(Records showing where elements appear)
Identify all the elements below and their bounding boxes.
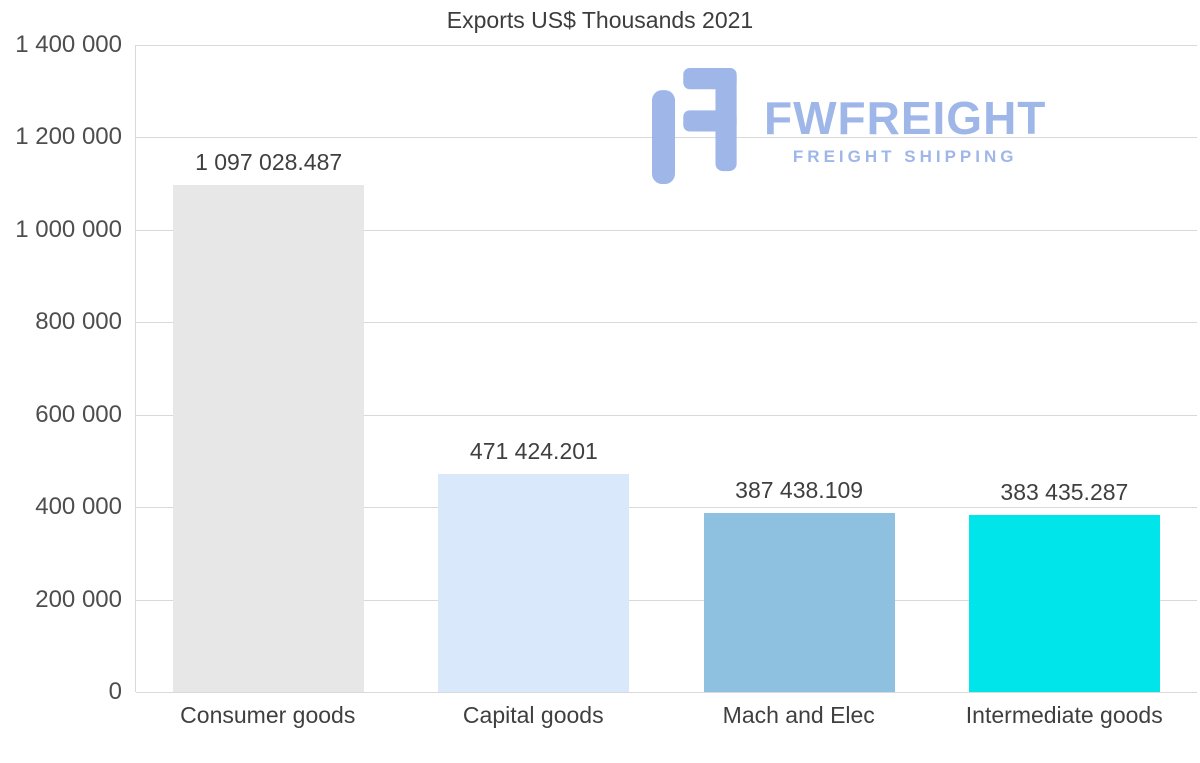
chart-title: Exports US$ Thousands 2021: [446, 7, 754, 33]
bar-value-label: 1 097 028.487: [195, 149, 343, 176]
x-axis-category-label: Consumer goods: [180, 702, 356, 728]
y-axis: 0 200 000 400 000 600 000 800 000 1 000 000 1 …: [0, 31, 122, 705]
watermark-text: FWFREIGHT FREIGHT SHIPPING: [764, 94, 1046, 167]
bar-value-label: 387 438.109: [735, 476, 864, 503]
watermark-brand: FWFREIGHT: [764, 92, 1047, 144]
y-axis-tick-label: 1 000 000: [15, 215, 122, 243]
y-axis-tick-label: 1 400 000: [15, 31, 122, 58]
gridline: [136, 322, 1197, 324]
gridline: [136, 507, 1197, 509]
bar-value-label: 383 435.287: [1000, 478, 1129, 505]
watermark-tagline: FREIGHT SHIPPING: [792, 147, 1018, 167]
y-axis-tick-label: 600 000: [35, 400, 122, 428]
y-axis-tick-label: 400 000: [35, 493, 122, 521]
gridline: [136, 45, 1197, 46]
gridline: [136, 414, 1197, 416]
fwfreight-logo-icon: [652, 68, 744, 184]
bar: [968, 514, 1160, 692]
x-axis: Consumer goods Capital goods Mach and Elec…: [135, 702, 1197, 729]
gridline: [136, 692, 1197, 693]
bar: [703, 512, 895, 692]
watermark-logo: FWFREIGHT FREIGHT SHIPPING: [652, 68, 1046, 184]
x-axis-category-label: Mach and Elec: [722, 702, 875, 728]
y-axis-tick-label: 1 200 000: [15, 123, 122, 151]
y-axis-tick-label: 200 000: [35, 585, 122, 613]
x-axis-category-label: Intermediate goods: [965, 702, 1163, 728]
y-axis-tick-label: 800 000: [35, 308, 122, 336]
bars-area: 1 097 028.487 471 424.201 387 438.109 383 4…: [136, 45, 1197, 692]
bar: [173, 185, 365, 692]
gridline: [136, 229, 1197, 231]
bar-slot: 387 438.109: [667, 45, 932, 692]
bar: [438, 474, 630, 692]
y-axis-tick-label: 0: [108, 678, 122, 705]
gridline: [136, 599, 1197, 601]
bar-slot: 1 097 028.487: [136, 45, 401, 692]
bar-slot: 383 435.287: [932, 45, 1197, 692]
bar-value-label: 471 424.201: [469, 438, 598, 465]
plot-area: 1 097 028.487 471 424.201 387 438.109 383 4…: [135, 45, 1197, 693]
bar-slot: 471 424.201: [401, 45, 666, 692]
x-axis-category-label: Capital goods: [462, 702, 604, 728]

* What is required *
Please copy these records word for word, omitting the pictures from your answer.

* Solution below *
Identify all the elements below and their bounding boxes.
chart-title: Exports US$ Thousands 2021: [446, 7, 754, 33]
bar-value-label: 1 097 028.487: [195, 149, 343, 176]
x-axis-category-label: Consumer goods: [180, 702, 356, 728]
y-axis: 0 200 000 400 000 600 000 800 000 1 000 000 1 …: [0, 31, 122, 705]
watermark-text: FWFREIGHT FREIGHT SHIPPING: [764, 94, 1046, 167]
bar-value-label: 387 438.109: [735, 476, 864, 503]
watermark-brand: FWFREIGHT: [764, 92, 1047, 144]
y-axis-tick-label: 1 000 000: [15, 215, 122, 243]
y-axis-tick-label: 1 400 000: [15, 31, 122, 58]
gridline: [136, 322, 1197, 324]
gridline: [136, 507, 1197, 509]
bar-value-label: 383 435.287: [1000, 478, 1129, 505]
watermark-tagline: FREIGHT SHIPPING: [792, 147, 1018, 167]
y-axis-tick-label: 600 000: [35, 400, 122, 428]
y-axis-tick-label: 400 000: [35, 493, 122, 521]
gridline: [136, 45, 1197, 46]
gridline: [136, 414, 1197, 416]
fwfreight-logo-icon: [652, 68, 744, 184]
bar: [968, 514, 1160, 692]
x-axis: Consumer goods Capital goods Mach and Elec…: [135, 702, 1197, 729]
gridline: [136, 692, 1197, 693]
bar: [703, 512, 895, 692]
watermark-logo: FWFREIGHT FREIGHT SHIPPING: [652, 68, 1046, 184]
x-axis-category-label: Mach and Elec: [722, 702, 875, 728]
y-axis-tick-label: 1 200 000: [15, 123, 122, 151]
y-axis-tick-label: 200 000: [35, 585, 122, 613]
x-axis-category-label: Intermediate goods: [965, 702, 1163, 728]
y-axis-tick-label: 800 000: [35, 308, 122, 336]
bars-area: 1 097 028.487 471 424.201 387 438.109 383 4…: [136, 45, 1197, 692]
bar: [173, 185, 365, 692]
gridline: [136, 229, 1197, 231]
bar-slot: 387 438.109: [667, 45, 932, 692]
bar: [438, 474, 630, 692]
y-axis-tick-label: 0: [108, 678, 122, 705]
gridline: [136, 599, 1197, 601]
bar-slot: 1 097 028.487: [136, 45, 401, 692]
bar-slot: 383 435.287: [932, 45, 1197, 692]
bar-value-label: 471 424.201: [469, 438, 598, 465]
plot-area: 1 097 028.487 471 424.201 387 438.109 383 4…: [135, 45, 1197, 693]
bar-slot: 471 424.201: [401, 45, 666, 692]
x-axis-category-label: Capital goods: [462, 702, 604, 728]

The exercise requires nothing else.